**EXERCISE PROMPT**
In the lines below, how many hold the word "progress"? Answer only with the number.

=== GIVEN RECORDS ===

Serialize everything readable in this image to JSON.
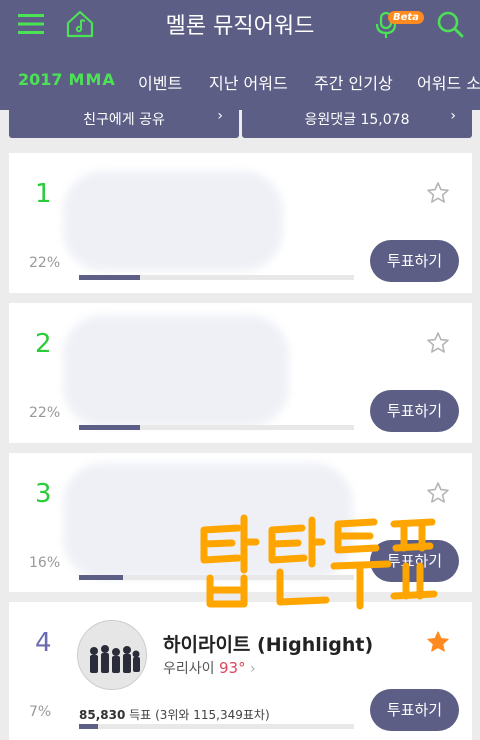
{
  "header": {
    "title": "멜론 뮤직어워드",
    "beta": "Beta",
    "colors": {
      "bar": "#5d5e85",
      "accent_green": "#2bcc3a",
      "orange": "#ff8a1f"
    }
  },
  "nav": {
    "logo_year": "2017",
    "logo_text": "MMA",
    "items": [
      "이벤트",
      "지난 어워드",
      "주간 인기상",
      "어워드 소"
    ]
  },
  "share": {
    "left_label": "친구에게 공유",
    "right_label": "응원댓글 15,078"
  },
  "cards": [
    {
      "rank": "1",
      "percent": "22%",
      "progress": 22,
      "vote_label": "투표하기",
      "favorited": false
    },
    {
      "rank": "2",
      "percent": "22%",
      "progress": 22,
      "vote_label": "투표하기",
      "favorited": false
    },
    {
      "rank": "3",
      "percent": "16%",
      "progress": 16,
      "vote_label": "투표하기",
      "favorited": false
    },
    {
      "rank": "4",
      "percent": "7%",
      "progress": 7,
      "vote_label": "투표하기",
      "favorited": true,
      "artist": "하이라이트 (Highlight)",
      "song": "우리사이",
      "temperature": "93°",
      "votes": "85,830",
      "votes_unit": "득표",
      "gap": "(3위와 115,349표차)"
    }
  ],
  "overlay": {
    "handwriting": "탑텐투표"
  }
}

===

**OUTPUT**
4